* [Material]:
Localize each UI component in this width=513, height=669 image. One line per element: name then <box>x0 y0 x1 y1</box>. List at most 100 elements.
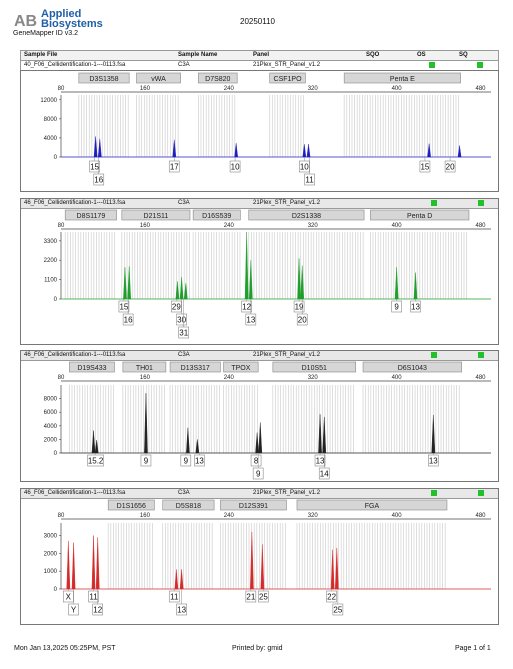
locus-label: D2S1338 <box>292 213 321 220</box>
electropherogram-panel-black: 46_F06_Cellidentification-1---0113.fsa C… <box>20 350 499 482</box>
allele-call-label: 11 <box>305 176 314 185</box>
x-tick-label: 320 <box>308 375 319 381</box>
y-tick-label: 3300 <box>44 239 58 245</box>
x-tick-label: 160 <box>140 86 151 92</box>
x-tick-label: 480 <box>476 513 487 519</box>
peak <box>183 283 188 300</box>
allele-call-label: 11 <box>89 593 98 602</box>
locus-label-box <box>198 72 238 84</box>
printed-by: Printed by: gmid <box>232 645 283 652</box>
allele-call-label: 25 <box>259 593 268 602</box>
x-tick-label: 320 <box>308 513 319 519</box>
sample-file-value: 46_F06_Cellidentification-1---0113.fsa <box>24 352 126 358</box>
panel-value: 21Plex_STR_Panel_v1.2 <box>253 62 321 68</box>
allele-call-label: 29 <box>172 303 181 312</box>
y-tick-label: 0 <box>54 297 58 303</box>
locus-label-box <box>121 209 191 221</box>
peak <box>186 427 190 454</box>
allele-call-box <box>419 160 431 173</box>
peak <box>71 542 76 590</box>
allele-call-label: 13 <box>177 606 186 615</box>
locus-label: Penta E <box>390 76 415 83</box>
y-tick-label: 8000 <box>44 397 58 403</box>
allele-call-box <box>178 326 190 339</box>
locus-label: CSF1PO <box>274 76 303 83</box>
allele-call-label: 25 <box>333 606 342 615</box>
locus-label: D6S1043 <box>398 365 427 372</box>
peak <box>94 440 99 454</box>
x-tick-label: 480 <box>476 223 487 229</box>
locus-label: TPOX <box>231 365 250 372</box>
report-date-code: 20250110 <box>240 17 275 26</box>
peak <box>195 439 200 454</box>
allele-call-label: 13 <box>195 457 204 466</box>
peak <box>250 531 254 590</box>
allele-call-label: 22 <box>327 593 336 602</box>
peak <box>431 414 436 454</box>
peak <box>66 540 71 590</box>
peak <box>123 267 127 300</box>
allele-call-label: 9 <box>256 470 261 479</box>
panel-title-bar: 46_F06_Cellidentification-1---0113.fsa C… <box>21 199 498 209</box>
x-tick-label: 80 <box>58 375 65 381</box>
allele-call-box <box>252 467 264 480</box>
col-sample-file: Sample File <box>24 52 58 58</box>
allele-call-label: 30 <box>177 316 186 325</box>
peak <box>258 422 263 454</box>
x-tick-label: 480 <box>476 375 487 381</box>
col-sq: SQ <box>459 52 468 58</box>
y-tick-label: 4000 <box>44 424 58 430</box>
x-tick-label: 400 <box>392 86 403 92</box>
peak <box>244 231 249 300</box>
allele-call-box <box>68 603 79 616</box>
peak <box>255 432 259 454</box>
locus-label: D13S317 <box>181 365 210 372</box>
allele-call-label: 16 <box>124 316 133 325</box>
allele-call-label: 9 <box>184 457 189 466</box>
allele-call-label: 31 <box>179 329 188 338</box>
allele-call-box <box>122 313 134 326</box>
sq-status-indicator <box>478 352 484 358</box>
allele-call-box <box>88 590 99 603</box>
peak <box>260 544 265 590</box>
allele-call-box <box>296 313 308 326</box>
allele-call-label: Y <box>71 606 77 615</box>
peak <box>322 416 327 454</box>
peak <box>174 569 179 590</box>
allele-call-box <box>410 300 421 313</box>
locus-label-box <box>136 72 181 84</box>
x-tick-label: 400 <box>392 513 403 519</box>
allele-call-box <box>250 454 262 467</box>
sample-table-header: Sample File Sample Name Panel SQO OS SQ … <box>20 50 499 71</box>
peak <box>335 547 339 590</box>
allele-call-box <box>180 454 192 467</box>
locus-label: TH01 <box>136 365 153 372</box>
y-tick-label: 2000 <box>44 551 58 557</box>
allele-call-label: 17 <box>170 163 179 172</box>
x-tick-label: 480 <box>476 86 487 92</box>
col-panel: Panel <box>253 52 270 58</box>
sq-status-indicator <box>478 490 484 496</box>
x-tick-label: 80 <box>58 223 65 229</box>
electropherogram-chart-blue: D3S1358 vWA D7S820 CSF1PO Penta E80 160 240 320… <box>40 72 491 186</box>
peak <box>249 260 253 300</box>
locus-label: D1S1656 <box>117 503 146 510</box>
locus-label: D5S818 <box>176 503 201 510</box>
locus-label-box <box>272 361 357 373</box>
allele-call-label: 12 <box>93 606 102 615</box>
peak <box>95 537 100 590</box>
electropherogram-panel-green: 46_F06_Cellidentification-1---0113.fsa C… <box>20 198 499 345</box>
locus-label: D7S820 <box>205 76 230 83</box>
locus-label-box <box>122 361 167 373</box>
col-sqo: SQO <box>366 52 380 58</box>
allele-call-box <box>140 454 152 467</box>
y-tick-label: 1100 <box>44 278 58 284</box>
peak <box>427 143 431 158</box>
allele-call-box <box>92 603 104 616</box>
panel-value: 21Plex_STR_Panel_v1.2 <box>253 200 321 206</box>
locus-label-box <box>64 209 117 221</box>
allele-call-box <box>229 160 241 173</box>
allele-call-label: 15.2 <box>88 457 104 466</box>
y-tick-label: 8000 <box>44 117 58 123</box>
* * *
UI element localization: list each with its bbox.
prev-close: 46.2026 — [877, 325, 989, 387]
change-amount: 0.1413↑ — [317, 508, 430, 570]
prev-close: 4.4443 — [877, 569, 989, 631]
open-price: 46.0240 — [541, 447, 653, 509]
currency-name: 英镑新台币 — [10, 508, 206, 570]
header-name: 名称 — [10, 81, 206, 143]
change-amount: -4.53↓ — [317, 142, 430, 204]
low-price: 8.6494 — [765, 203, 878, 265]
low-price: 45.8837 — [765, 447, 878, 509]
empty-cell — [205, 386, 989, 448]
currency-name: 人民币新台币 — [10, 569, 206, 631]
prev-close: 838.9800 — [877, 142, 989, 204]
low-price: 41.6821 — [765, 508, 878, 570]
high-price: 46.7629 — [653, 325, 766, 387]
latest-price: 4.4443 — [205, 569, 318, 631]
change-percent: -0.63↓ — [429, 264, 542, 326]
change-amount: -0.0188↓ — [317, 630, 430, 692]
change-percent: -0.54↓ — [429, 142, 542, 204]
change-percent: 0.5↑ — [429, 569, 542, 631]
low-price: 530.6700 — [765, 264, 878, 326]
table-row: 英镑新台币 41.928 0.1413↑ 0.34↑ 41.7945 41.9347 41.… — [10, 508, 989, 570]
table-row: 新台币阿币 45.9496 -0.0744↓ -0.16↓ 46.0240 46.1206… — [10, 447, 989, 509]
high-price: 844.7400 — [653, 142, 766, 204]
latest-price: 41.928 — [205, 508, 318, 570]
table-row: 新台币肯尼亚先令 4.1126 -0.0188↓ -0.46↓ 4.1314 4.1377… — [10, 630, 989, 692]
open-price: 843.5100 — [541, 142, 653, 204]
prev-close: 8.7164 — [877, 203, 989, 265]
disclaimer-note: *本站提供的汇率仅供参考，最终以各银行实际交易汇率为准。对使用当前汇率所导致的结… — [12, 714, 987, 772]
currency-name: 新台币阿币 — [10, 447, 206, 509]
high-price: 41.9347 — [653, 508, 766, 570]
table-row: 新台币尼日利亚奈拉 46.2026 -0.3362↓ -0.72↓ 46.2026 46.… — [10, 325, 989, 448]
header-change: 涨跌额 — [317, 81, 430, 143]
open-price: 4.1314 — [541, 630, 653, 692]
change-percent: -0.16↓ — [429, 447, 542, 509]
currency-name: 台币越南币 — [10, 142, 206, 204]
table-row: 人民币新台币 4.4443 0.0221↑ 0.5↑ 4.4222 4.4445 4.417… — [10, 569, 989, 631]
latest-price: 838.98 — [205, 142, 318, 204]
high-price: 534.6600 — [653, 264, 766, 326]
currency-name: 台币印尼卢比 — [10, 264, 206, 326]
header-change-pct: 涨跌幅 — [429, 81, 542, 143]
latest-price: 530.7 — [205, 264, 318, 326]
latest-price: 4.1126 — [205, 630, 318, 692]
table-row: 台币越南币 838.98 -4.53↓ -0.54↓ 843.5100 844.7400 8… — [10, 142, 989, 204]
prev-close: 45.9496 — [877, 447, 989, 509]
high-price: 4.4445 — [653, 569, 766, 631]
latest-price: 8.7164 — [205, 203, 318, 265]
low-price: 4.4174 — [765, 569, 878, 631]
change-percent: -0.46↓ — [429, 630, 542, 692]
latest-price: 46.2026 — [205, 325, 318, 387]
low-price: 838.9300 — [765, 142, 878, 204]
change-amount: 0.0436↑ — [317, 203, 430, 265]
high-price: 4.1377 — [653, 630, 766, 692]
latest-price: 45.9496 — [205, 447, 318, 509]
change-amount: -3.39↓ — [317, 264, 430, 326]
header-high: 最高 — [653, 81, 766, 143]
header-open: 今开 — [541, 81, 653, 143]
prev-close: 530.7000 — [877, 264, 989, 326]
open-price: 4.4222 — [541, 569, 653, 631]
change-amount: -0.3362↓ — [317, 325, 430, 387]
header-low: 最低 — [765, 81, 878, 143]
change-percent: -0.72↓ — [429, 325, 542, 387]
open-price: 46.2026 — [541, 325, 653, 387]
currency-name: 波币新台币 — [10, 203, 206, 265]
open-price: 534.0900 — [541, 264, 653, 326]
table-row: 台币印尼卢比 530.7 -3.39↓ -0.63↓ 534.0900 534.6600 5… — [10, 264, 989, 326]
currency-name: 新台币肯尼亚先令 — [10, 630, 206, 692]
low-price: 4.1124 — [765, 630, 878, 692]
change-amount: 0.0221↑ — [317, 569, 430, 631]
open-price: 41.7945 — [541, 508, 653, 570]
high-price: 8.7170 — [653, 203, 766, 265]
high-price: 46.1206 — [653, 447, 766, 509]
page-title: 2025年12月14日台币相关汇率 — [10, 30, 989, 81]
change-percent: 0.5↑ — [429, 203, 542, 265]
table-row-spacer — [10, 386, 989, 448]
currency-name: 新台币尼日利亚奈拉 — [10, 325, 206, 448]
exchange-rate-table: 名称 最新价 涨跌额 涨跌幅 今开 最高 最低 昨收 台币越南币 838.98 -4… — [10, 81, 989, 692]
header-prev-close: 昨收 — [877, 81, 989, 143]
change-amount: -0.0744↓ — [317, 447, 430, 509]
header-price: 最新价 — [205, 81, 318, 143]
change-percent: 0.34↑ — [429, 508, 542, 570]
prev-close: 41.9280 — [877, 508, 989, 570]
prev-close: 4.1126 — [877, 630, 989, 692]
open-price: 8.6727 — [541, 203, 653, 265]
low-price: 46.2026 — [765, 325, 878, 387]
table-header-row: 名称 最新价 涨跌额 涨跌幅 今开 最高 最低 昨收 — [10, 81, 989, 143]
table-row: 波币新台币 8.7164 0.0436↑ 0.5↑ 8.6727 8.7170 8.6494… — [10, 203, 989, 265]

* [Task objective]: Please echo the lines of the material above exactly, beginning with the line that contains "UI element localization: list" and ending with the line that contains "disclaimer-note: *本站提供的汇率仅供参考，最终以各银行实际交易汇率为准。对使用当前汇率所导致的结… —", both included.

* [Reply to the exercise]:
UI element localization: list each with its bbox.
prev-close: 46.2026 — [877, 325, 989, 387]
change-amount: 0.1413↑ — [317, 508, 430, 570]
prev-close: 4.4443 — [877, 569, 989, 631]
open-price: 46.0240 — [541, 447, 653, 509]
currency-name: 英镑新台币 — [10, 508, 206, 570]
header-name: 名称 — [10, 81, 206, 143]
change-amount: -4.53↓ — [317, 142, 430, 204]
low-price: 8.6494 — [765, 203, 878, 265]
low-price: 45.8837 — [765, 447, 878, 509]
empty-cell — [205, 386, 989, 448]
currency-name: 人民币新台币 — [10, 569, 206, 631]
prev-close: 838.9800 — [877, 142, 989, 204]
low-price: 41.6821 — [765, 508, 878, 570]
high-price: 46.7629 — [653, 325, 766, 387]
latest-price: 4.4443 — [205, 569, 318, 631]
change-percent: -0.63↓ — [429, 264, 542, 326]
change-amount: -0.0188↓ — [317, 630, 430, 692]
change-percent: -0.54↓ — [429, 142, 542, 204]
change-percent: 0.5↑ — [429, 569, 542, 631]
low-price: 530.6700 — [765, 264, 878, 326]
table-row: 英镑新台币 41.928 0.1413↑ 0.34↑ 41.7945 41.9347 41.… — [10, 508, 989, 570]
table-row: 新台币阿币 45.9496 -0.0744↓ -0.16↓ 46.0240 46.1206… — [10, 447, 989, 509]
high-price: 844.7400 — [653, 142, 766, 204]
latest-price: 41.928 — [205, 508, 318, 570]
table-row: 新台币肯尼亚先令 4.1126 -0.0188↓ -0.46↓ 4.1314 4.1377… — [10, 630, 989, 692]
open-price: 843.5100 — [541, 142, 653, 204]
prev-close: 8.7164 — [877, 203, 989, 265]
disclaimer-note: *本站提供的汇率仅供参考，最终以各银行实际交易汇率为准。对使用当前汇率所导致的结… — [12, 714, 987, 772]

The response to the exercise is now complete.